====== Excerpted data
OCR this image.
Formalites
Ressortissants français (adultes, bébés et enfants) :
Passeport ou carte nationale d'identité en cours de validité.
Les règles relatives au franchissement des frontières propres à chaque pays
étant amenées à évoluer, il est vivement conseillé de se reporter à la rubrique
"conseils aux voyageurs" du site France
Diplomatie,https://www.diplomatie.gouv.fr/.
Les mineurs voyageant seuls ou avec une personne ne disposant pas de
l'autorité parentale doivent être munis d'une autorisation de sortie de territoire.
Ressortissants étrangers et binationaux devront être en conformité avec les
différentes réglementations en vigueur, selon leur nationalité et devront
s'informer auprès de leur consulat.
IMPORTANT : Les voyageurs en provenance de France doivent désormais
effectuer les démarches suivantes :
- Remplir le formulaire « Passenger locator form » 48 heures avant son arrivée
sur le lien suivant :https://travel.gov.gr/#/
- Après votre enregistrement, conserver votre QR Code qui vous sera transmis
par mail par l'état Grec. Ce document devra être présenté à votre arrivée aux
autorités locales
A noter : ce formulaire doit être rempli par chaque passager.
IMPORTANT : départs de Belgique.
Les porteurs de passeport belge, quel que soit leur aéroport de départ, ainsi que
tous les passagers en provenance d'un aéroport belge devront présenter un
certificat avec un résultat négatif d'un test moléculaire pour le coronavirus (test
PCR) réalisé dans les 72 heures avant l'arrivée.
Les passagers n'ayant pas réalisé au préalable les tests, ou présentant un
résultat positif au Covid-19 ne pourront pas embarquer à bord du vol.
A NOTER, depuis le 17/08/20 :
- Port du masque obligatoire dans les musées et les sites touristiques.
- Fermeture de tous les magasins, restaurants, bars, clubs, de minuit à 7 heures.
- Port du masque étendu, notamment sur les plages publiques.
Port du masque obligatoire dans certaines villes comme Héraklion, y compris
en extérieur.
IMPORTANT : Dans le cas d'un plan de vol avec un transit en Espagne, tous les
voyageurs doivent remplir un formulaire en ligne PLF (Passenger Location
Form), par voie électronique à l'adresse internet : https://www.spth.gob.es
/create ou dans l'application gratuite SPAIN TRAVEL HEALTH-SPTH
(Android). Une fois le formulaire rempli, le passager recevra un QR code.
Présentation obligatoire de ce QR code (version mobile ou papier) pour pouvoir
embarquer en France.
============
▶ _Problem to solve_
Bring together all lines from the listing that contain the word "belge".

▶ _Finished exercise_
Les porteurs de passeport belge, quel que soit leur aéroport de départ, ainsi que
tous les passagers en provenance d'un aéroport belge devront présenter un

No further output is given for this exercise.